Aim of the exercise: Write out all of the data without omission, exactly as shown.

Stored entries:
============================================================
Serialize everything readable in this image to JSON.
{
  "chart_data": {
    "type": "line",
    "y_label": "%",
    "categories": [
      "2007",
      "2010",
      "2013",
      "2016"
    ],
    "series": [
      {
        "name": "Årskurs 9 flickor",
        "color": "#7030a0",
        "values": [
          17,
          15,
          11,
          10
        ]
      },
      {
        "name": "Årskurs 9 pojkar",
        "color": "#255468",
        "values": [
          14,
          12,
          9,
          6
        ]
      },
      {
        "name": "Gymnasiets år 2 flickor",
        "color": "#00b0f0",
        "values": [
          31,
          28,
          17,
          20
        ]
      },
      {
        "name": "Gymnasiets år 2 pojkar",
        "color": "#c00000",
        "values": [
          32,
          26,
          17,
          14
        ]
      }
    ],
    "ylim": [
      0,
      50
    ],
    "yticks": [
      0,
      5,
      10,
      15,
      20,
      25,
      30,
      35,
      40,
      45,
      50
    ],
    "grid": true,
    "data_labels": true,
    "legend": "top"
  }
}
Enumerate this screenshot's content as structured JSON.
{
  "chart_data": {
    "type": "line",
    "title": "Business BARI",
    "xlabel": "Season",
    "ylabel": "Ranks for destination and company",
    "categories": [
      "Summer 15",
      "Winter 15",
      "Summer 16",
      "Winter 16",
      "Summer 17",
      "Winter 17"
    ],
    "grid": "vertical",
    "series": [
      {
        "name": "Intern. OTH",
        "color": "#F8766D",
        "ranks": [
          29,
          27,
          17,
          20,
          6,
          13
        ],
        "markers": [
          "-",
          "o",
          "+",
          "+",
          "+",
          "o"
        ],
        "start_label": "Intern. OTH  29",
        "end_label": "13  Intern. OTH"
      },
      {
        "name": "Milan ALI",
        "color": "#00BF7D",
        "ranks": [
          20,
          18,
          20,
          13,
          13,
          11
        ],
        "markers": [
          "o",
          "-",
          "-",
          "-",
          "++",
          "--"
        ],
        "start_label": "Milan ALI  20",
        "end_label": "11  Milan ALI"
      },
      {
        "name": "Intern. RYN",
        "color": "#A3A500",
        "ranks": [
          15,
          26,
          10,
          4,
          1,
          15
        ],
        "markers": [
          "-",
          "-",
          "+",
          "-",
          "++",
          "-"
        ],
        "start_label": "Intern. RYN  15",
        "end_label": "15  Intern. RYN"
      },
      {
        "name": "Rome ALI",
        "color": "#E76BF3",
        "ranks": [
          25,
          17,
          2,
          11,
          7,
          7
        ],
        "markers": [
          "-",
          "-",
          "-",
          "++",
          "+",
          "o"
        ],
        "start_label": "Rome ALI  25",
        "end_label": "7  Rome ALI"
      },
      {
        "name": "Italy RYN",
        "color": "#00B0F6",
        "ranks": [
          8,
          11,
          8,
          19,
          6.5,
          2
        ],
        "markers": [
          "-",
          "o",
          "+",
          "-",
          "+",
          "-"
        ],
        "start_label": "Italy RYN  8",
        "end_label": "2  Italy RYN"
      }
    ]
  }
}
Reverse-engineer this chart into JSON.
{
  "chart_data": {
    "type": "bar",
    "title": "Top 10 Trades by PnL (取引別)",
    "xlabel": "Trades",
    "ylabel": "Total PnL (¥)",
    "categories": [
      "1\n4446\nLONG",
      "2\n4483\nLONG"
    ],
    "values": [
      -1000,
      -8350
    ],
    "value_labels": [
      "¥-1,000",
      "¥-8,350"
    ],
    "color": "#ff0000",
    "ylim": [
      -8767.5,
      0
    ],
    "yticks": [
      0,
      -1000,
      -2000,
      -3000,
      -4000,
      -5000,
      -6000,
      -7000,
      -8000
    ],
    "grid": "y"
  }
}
============================================================
Reply:
Serialize everything readable in this image to JSON.
{
  "chart_data": {
    "type": "line",
    "y_label": "%",
    "categories": [
      "2007",
      "2010",
      "2013",
      "2016"
    ],
    "series": [
      {
        "name": "Årskurs 9 flickor",
        "color": "#7030a0",
        "values": [
          17,
          15,
          11,
          10
        ]
      },
      {
        "name": "Årskurs 9 pojkar",
        "color": "#255468",
        "values": [
          14,
          12,
          9,
          6
        ]
      },
      {
        "name": "Gymnasiets år 2 flickor",
        "color": "#00b0f0",
        "values": [
          31,
          28,
          17,
          20
        ]
      },
      {
        "name": "Gymnasiets år 2 pojkar",
        "color": "#c00000",
        "values": [
          32,
          26,
          17,
          14
        ]
      }
    ],
    "ylim": [
      0,
      50
    ],
    "yticks": [
      0,
      5,
      10,
      15,
      20,
      25,
      30,
      35,
      40,
      45,
      50
    ],
    "grid": true,
    "data_labels": true,
    "legend": "top"
  }
}
Enumerate this screenshot's content as structured JSON.
{
  "chart_data": {
    "type": "line",
    "title": "Business BARI",
    "xlabel": "Season",
    "ylabel": "Ranks for destination and company",
    "categories": [
      "Summer 15",
      "Winter 15",
      "Summer 16",
      "Winter 16",
      "Summer 17",
      "Winter 17"
    ],
    "grid": "vertical",
    "series": [
      {
        "name": "Intern. OTH",
        "color": "#F8766D",
        "ranks": [
          29,
          27,
          17,
          20,
          6,
          13
        ],
        "markers": [
          "-",
          "o",
          "+",
          "+",
          "+",
          "o"
        ],
        "start_label": "Intern. OTH  29",
        "end_label": "13  Intern. OTH"
      },
      {
        "name": "Milan ALI",
        "color": "#00BF7D",
        "ranks": [
          20,
          18,
          20,
          13,
          13,
          11
        ],
        "markers": [
          "o",
          "-",
          "-",
          "-",
          "++",
          "--"
        ],
        "start_label": "Milan ALI  20",
        "end_label": "11  Milan ALI"
      },
      {
        "name": "Intern. RYN",
        "color": "#A3A500",
        "ranks": [
          15,
          26,
          10,
          4,
          1,
          15
        ],
        "markers": [
          "-",
          "-",
          "+",
          "-",
          "++",
          "-"
        ],
        "start_label": "Intern. RYN  15",
        "end_label": "15  Intern. RYN"
      },
      {
        "name": "Rome ALI",
        "color": "#E76BF3",
        "ranks": [
          25,
          17,
          2,
          11,
          7,
          7
        ],
        "markers": [
          "-",
          "-",
          "-",
          "++",
          "+",
          "o"
        ],
        "start_label": "Rome ALI  25",
        "end_label": "7  Rome ALI"
      },
      {
        "name": "Italy RYN",
        "color": "#00B0F6",
        "ranks": [
          8,
          11,
          8,
          19,
          6.5,
          2
        ],
        "markers": [
          "-",
          "o",
          "+",
          "-",
          "+",
          "-"
        ],
        "start_label": "Italy RYN  8",
        "end_label": "2  Italy RYN"
      }
    ]
  }
}
Reverse-engineer this chart into JSON.
{
  "chart_data": {
    "type": "bar",
    "title": "Top 10 Trades by PnL (取引別)",
    "xlabel": "Trades",
    "ylabel": "Total PnL (¥)",
    "categories": [
      "1\n4446\nLONG",
      "2\n4483\nLONG"
    ],
    "values": [
      -1000,
      -8350
    ],
    "value_labels": [
      "¥-1,000",
      "¥-8,350"
    ],
    "color": "#ff0000",
    "ylim": [
      -8767.5,
      0
    ],
    "yticks": [
      0,
      -1000,
      -2000,
      -3000,
      -4000,
      -5000,
      -6000,
      -7000,
      -8000
    ],
    "grid": "y"
  }
}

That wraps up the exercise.